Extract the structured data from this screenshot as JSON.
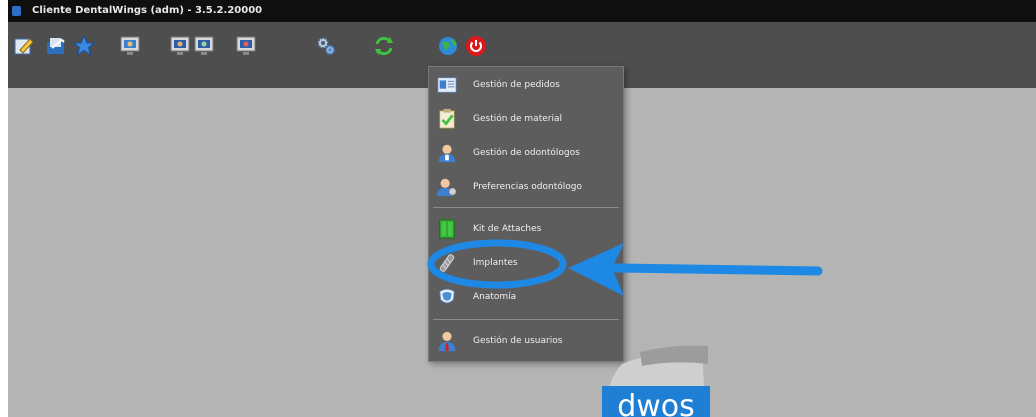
{
  "window": {
    "title": "Cliente DentalWings (adm) - 3.5.2.20000"
  },
  "toolbar": {
    "buttons": [
      {
        "icon": "edit-icon"
      },
      {
        "icon": "open-folder-icon"
      },
      {
        "icon": "star-icon"
      },
      {
        "icon": "scan-monitor-icon"
      },
      {
        "icon": "monitor-icon"
      },
      {
        "icon": "monitor-icon"
      },
      {
        "icon": "monitor-icon"
      },
      {
        "icon": "gears-icon"
      },
      {
        "icon": "sync-icon"
      },
      {
        "icon": "globe-icon"
      },
      {
        "icon": "power-icon"
      }
    ]
  },
  "menu": {
    "items": [
      {
        "label": "Gestión de pedidos",
        "icon": "orders-icon"
      },
      {
        "label": "Gestión de material",
        "icon": "material-icon"
      },
      {
        "label": "Gestión de odontólogos",
        "icon": "dentist-icon"
      },
      {
        "label": "Preferencias odontólogo",
        "icon": "dentist-preferences-icon"
      },
      {
        "label": "Kit de Attaches",
        "icon": "attachments-kit-icon"
      },
      {
        "label": "Implantes",
        "icon": "implant-icon"
      },
      {
        "label": "Anatomía",
        "icon": "anatomy-icon"
      },
      {
        "label": "Gestión de usuarios",
        "icon": "users-icon"
      }
    ]
  },
  "logo": {
    "text": "dwos"
  },
  "annotation": {
    "color": "#1e88e5"
  }
}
####
How many lines in the records above contain the word "dentist"? Reply with the number and nothing more.

2